YOUR INSTRUCTIONS: Locate every line in the records below that contains the word "kädensija", and copy each one.
>>
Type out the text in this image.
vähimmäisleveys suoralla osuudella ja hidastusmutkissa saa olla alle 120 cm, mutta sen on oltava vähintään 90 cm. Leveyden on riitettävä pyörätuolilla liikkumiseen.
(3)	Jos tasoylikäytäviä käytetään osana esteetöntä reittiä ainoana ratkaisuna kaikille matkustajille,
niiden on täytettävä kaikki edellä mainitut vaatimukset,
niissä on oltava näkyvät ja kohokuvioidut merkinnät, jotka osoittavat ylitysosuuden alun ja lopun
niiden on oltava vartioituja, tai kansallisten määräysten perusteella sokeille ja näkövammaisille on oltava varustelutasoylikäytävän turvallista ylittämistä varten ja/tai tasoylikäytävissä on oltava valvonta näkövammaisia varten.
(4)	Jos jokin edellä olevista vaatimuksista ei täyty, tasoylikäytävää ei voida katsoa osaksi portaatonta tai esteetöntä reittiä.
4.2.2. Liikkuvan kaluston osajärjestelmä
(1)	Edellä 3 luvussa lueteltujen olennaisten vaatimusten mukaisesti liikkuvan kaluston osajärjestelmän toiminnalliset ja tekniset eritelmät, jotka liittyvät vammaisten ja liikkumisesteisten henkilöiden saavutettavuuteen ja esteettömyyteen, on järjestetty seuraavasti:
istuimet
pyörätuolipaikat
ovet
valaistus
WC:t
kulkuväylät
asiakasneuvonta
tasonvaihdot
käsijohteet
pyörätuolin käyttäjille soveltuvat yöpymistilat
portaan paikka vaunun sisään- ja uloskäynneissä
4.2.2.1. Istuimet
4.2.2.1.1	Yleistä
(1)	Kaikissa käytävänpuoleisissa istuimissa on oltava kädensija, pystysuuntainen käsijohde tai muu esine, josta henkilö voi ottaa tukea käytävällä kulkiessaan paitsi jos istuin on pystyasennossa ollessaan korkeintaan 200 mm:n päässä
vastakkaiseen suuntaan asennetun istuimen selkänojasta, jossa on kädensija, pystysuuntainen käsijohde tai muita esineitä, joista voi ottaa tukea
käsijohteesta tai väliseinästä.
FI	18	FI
<<
FINAL RESULT:
(1)	Kaikissa käytävänpuoleisissa istuimissa on oltava kädensija, pystysuuntainen käsijohde tai muu esine, josta henkilö voi ottaa tukea käytävällä kulkiessaan paitsi jos istuin on pystyasennossa ollessaan korkeintaan 200 mm:n päässä
vastakkaiseen suuntaan asennetun istuimen selkänojasta, jossa on kädensija, pystysuuntainen käsijohde tai muita esineitä, joista voi ottaa tukea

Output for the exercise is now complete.